[Items from a dataset]
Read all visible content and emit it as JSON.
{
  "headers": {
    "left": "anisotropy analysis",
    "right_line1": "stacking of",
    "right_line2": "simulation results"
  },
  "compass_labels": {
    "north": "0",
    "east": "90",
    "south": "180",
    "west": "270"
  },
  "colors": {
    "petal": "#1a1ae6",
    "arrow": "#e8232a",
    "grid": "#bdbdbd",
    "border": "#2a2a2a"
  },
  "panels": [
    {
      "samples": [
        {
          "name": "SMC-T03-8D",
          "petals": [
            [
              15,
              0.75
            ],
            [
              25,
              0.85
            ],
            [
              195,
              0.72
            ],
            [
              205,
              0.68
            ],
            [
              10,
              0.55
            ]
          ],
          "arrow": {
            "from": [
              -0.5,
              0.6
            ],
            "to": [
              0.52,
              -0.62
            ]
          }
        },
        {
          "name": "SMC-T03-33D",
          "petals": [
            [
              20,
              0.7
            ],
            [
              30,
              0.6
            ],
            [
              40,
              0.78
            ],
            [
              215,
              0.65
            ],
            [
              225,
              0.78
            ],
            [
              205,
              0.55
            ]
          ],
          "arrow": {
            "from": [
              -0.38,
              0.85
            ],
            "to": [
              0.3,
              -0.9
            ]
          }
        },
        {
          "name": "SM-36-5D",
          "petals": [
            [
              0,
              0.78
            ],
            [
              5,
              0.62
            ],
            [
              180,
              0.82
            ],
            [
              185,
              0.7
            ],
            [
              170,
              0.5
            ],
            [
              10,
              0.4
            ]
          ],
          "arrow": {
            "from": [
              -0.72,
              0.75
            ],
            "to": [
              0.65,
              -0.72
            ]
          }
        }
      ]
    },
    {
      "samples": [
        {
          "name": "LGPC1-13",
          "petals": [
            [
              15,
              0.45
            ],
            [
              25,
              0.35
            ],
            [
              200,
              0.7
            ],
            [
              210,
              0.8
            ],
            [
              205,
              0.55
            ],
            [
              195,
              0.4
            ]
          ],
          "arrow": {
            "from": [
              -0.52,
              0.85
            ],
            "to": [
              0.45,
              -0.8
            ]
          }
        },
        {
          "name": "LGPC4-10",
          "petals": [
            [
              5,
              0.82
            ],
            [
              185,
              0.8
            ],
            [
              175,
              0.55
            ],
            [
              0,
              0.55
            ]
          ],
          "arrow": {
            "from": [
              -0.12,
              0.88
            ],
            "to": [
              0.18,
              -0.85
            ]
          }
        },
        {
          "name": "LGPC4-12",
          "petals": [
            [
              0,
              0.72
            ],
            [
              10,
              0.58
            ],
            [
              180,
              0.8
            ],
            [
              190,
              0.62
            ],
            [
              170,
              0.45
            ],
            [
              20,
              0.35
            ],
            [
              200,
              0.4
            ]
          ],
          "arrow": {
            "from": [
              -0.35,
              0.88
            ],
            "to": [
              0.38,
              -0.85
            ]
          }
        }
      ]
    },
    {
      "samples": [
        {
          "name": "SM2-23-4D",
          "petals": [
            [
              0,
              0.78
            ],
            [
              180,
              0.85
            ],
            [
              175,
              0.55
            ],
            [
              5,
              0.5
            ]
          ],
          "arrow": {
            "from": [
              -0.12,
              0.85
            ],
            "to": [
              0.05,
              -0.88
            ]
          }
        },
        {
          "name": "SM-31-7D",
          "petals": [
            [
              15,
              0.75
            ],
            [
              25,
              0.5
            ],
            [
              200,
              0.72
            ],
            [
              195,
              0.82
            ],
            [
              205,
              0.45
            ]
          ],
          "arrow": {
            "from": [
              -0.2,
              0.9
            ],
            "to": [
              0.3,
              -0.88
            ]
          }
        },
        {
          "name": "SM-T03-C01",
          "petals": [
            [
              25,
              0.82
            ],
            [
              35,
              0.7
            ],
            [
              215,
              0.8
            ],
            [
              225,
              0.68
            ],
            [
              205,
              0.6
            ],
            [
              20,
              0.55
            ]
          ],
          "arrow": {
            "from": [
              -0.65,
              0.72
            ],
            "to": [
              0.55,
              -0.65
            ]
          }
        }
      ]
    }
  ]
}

THE PROBLEM
Print every entry exactly as it appears.

TASK RESPONSE
Read all visible content and emit it as JSON.
{
  "headers": {
    "left": "anisotropy analysis",
    "right_line1": "stacking of",
    "right_line2": "simulation results"
  },
  "compass_labels": {
    "north": "0",
    "east": "90",
    "south": "180",
    "west": "270"
  },
  "colors": {
    "petal": "#1a1ae6",
    "arrow": "#e8232a",
    "grid": "#bdbdbd",
    "border": "#2a2a2a"
  },
  "panels": [
    {
      "samples": [
        {
          "name": "SMC-T03-8D",
          "petals": [
            [
              15,
              0.75
            ],
            [
              25,
              0.85
            ],
            [
              195,
              0.72
            ],
            [
              205,
              0.68
            ],
            [
              10,
              0.55
            ]
          ],
          "arrow": {
            "from": [
              -0.5,
              0.6
            ],
            "to": [
              0.52,
              -0.62
            ]
          }
        },
        {
          "name": "SMC-T03-33D",
          "petals": [
            [
              20,
              0.7
            ],
            [
              30,
              0.6
            ],
            [
              40,
              0.78
            ],
            [
              215,
              0.65
            ],
            [
              225,
              0.78
            ],
            [
              205,
              0.55
            ]
          ],
          "arrow": {
            "from": [
              -0.38,
              0.85
            ],
            "to": [
              0.3,
              -0.9
            ]
          }
        },
        {
          "name": "SM-36-5D",
          "petals": [
            [
              0,
              0.78
            ],
            [
              5,
              0.62
            ],
            [
              180,
              0.82
            ],
            [
              185,
              0.7
            ],
            [
              170,
              0.5
            ],
            [
              10,
              0.4
            ]
          ],
          "arrow": {
            "from": [
              -0.72,
              0.75
            ],
            "to": [
              0.65,
              -0.72
            ]
          }
        }
      ]
    },
    {
      "samples": [
        {
          "name": "LGPC1-13",
          "petals": [
            [
              15,
              0.45
            ],
            [
              25,
              0.35
            ],
            [
              200,
              0.7
            ],
            [
              210,
              0.8
            ],
            [
              205,
              0.55
            ],
            [
              195,
              0.4
            ]
          ],
          "arrow": {
            "from": [
              -0.52,
              0.85
            ],
            "to": [
              0.45,
              -0.8
            ]
          }
        },
        {
          "name": "LGPC4-10",
          "petals": [
            [
              5,
              0.82
            ],
            [
              185,
              0.8
            ],
            [
              175,
              0.55
            ],
            [
              0,
              0.55
            ]
          ],
          "arrow": {
            "from": [
              -0.12,
              0.88
            ],
            "to": [
              0.18,
              -0.85
            ]
          }
        },
        {
          "name": "LGPC4-12",
          "petals": [
            [
              0,
              0.72
            ],
            [
              10,
              0.58
            ],
            [
              180,
              0.8
            ],
            [
              190,
              0.62
            ],
            [
              170,
              0.45
            ],
            [
              20,
              0.35
            ],
            [
              200,
              0.4
            ]
          ],
          "arrow": {
            "from": [
              -0.35,
              0.88
            ],
            "to": [
              0.38,
              -0.85
            ]
          }
        }
      ]
    },
    {
      "samples": [
        {
          "name": "SM2-23-4D",
          "petals": [
            [
              0,
              0.78
            ],
            [
              180,
              0.85
            ],
            [
              175,
              0.55
            ],
            [
              5,
              0.5
            ]
          ],
          "arrow": {
            "from": [
              -0.12,
              0.85
            ],
            "to": [
              0.05,
              -0.88
            ]
          }
        },
        {
          "name": "SM-31-7D",
          "petals": [
            [
              15,
              0.75
            ],
            [
              25,
              0.5
            ],
            [
              200,
              0.72
            ],
            [
              195,
              0.82
            ],
            [
              205,
              0.45
            ]
          ],
          "arrow": {
            "from": [
              -0.2,
              0.9
            ],
            "to": [
              0.3,
              -0.88
            ]
          }
        },
        {
          "name": "SM-T03-C01",
          "petals": [
            [
              25,
              0.82
            ],
            [
              35,
              0.7
            ],
            [
              215,
              0.8
            ],
            [
              225,
              0.68
            ],
            [
              205,
              0.6
            ],
            [
              20,
              0.55
            ]
          ],
          "arrow": {
            "from": [
              -0.65,
              0.72
            ],
            "to": [
              0.55,
              -0.65
            ]
          }
        }
      ]
    }
  ]
}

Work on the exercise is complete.